Exercise objective: Repeat the listing in full, word for word.

(Excerpts from a figure dataset)
• • • •
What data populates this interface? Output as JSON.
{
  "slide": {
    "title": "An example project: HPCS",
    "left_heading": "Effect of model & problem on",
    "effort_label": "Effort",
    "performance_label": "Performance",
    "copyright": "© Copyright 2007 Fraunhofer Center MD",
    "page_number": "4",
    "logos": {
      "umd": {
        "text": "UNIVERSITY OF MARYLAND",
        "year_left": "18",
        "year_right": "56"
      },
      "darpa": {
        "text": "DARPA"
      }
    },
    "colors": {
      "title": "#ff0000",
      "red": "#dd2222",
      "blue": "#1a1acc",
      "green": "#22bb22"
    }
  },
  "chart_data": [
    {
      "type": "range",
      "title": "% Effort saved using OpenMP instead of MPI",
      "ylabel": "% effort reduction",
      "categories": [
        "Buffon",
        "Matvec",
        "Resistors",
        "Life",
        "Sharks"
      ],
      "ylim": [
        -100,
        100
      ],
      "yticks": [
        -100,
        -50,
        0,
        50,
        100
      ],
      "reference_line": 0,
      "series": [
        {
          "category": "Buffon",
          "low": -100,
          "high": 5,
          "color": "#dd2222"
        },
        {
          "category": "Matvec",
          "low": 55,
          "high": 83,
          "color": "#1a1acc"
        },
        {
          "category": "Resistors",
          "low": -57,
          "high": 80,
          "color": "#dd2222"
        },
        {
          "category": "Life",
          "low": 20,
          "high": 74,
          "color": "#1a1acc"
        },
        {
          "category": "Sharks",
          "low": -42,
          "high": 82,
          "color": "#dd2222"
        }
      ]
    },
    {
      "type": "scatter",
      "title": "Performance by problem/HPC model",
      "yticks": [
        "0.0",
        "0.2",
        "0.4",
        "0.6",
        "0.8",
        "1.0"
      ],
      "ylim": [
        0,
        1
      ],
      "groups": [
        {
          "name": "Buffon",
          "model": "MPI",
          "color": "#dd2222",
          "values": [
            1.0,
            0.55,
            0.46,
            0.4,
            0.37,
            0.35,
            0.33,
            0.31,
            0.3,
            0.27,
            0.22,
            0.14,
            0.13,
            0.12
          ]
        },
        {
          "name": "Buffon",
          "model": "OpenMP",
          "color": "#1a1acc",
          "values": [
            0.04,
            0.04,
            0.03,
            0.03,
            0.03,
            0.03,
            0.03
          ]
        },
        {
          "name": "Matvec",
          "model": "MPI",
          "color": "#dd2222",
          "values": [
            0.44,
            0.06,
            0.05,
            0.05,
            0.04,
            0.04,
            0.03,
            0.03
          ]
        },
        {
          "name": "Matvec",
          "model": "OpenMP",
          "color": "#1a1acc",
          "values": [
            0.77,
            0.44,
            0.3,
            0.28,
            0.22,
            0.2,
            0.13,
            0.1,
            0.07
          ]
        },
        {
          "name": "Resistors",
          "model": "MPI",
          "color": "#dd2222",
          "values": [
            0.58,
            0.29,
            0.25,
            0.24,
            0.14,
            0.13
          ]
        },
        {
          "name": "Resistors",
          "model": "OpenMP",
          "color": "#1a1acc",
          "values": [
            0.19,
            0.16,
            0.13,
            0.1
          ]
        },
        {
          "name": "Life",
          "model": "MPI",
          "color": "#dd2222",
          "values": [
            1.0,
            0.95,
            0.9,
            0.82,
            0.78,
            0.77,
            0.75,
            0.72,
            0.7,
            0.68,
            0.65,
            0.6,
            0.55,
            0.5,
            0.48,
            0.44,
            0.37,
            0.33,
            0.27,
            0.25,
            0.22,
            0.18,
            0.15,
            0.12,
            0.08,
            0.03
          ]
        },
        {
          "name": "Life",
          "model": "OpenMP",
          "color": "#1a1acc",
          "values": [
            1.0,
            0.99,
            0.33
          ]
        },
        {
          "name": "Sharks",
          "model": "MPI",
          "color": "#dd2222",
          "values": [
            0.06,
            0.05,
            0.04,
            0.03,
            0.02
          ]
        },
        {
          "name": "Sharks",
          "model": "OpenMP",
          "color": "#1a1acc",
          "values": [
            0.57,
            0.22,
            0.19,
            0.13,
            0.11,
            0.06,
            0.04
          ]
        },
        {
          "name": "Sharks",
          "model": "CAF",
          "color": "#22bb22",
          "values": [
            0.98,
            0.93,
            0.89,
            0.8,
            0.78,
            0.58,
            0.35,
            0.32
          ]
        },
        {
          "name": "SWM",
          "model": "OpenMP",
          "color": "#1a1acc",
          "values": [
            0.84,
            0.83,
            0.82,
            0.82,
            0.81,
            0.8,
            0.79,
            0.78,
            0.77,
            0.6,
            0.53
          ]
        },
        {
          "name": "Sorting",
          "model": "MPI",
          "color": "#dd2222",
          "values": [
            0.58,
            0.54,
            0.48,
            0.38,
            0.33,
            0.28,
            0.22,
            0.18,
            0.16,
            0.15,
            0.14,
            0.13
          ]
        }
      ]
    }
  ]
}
• • • •
Answer in full:
What data populates this interface? Output as JSON.
{
  "slide": {
    "title": "An example project: HPCS",
    "left_heading": "Effect of model & problem on",
    "effort_label": "Effort",
    "performance_label": "Performance",
    "copyright": "© Copyright 2007 Fraunhofer Center MD",
    "page_number": "4",
    "logos": {
      "umd": {
        "text": "UNIVERSITY OF MARYLAND",
        "year_left": "18",
        "year_right": "56"
      },
      "darpa": {
        "text": "DARPA"
      }
    },
    "colors": {
      "title": "#ff0000",
      "red": "#dd2222",
      "blue": "#1a1acc",
      "green": "#22bb22"
    }
  },
  "chart_data": [
    {
      "type": "range",
      "title": "% Effort saved using OpenMP instead of MPI",
      "ylabel": "% effort reduction",
      "categories": [
        "Buffon",
        "Matvec",
        "Resistors",
        "Life",
        "Sharks"
      ],
      "ylim": [
        -100,
        100
      ],
      "yticks": [
        -100,
        -50,
        0,
        50,
        100
      ],
      "reference_line": 0,
      "series": [
        {
          "category": "Buffon",
          "low": -100,
          "high": 5,
          "color": "#dd2222"
        },
        {
          "category": "Matvec",
          "low": 55,
          "high": 83,
          "color": "#1a1acc"
        },
        {
          "category": "Resistors",
          "low": -57,
          "high": 80,
          "color": "#dd2222"
        },
        {
          "category": "Life",
          "low": 20,
          "high": 74,
          "color": "#1a1acc"
        },
        {
          "category": "Sharks",
          "low": -42,
          "high": 82,
          "color": "#dd2222"
        }
      ]
    },
    {
      "type": "scatter",
      "title": "Performance by problem/HPC model",
      "yticks": [
        "0.0",
        "0.2",
        "0.4",
        "0.6",
        "0.8",
        "1.0"
      ],
      "ylim": [
        0,
        1
      ],
      "groups": [
        {
          "name": "Buffon",
          "model": "MPI",
          "color": "#dd2222",
          "values": [
            1.0,
            0.55,
            0.46,
            0.4,
            0.37,
            0.35,
            0.33,
            0.31,
            0.3,
            0.27,
            0.22,
            0.14,
            0.13,
            0.12
          ]
        },
        {
          "name": "Buffon",
          "model": "OpenMP",
          "color": "#1a1acc",
          "values": [
            0.04,
            0.04,
            0.03,
            0.03,
            0.03,
            0.03,
            0.03
          ]
        },
        {
          "name": "Matvec",
          "model": "MPI",
          "color": "#dd2222",
          "values": [
            0.44,
            0.06,
            0.05,
            0.05,
            0.04,
            0.04,
            0.03,
            0.03
          ]
        },
        {
          "name": "Matvec",
          "model": "OpenMP",
          "color": "#1a1acc",
          "values": [
            0.77,
            0.44,
            0.3,
            0.28,
            0.22,
            0.2,
            0.13,
            0.1,
            0.07
          ]
        },
        {
          "name": "Resistors",
          "model": "MPI",
          "color": "#dd2222",
          "values": [
            0.58,
            0.29,
            0.25,
            0.24,
            0.14,
            0.13
          ]
        },
        {
          "name": "Resistors",
          "model": "OpenMP",
          "color": "#1a1acc",
          "values": [
            0.19,
            0.16,
            0.13,
            0.1
          ]
        },
        {
          "name": "Life",
          "model": "MPI",
          "color": "#dd2222",
          "values": [
            1.0,
            0.95,
            0.9,
            0.82,
            0.78,
            0.77,
            0.75,
            0.72,
            0.7,
            0.68,
            0.65,
            0.6,
            0.55,
            0.5,
            0.48,
            0.44,
            0.37,
            0.33,
            0.27,
            0.25,
            0.22,
            0.18,
            0.15,
            0.12,
            0.08,
            0.03
          ]
        },
        {
          "name": "Life",
          "model": "OpenMP",
          "color": "#1a1acc",
          "values": [
            1.0,
            0.99,
            0.33
          ]
        },
        {
          "name": "Sharks",
          "model": "MPI",
          "color": "#dd2222",
          "values": [
            0.06,
            0.05,
            0.04,
            0.03,
            0.02
          ]
        },
        {
          "name": "Sharks",
          "model": "OpenMP",
          "color": "#1a1acc",
          "values": [
            0.57,
            0.22,
            0.19,
            0.13,
            0.11,
            0.06,
            0.04
          ]
        },
        {
          "name": "Sharks",
          "model": "CAF",
          "color": "#22bb22",
          "values": [
            0.98,
            0.93,
            0.89,
            0.8,
            0.78,
            0.58,
            0.35,
            0.32
          ]
        },
        {
          "name": "SWM",
          "model": "OpenMP",
          "color": "#1a1acc",
          "values": [
            0.84,
            0.83,
            0.82,
            0.82,
            0.81,
            0.8,
            0.79,
            0.78,
            0.77,
            0.6,
            0.53
          ]
        },
        {
          "name": "Sorting",
          "model": "MPI",
          "color": "#dd2222",
          "values": [
            0.58,
            0.54,
            0.48,
            0.38,
            0.33,
            0.28,
            0.22,
            0.18,
            0.16,
            0.15,
            0.14,
            0.13
          ]
        }
      ]
    }
  ]
}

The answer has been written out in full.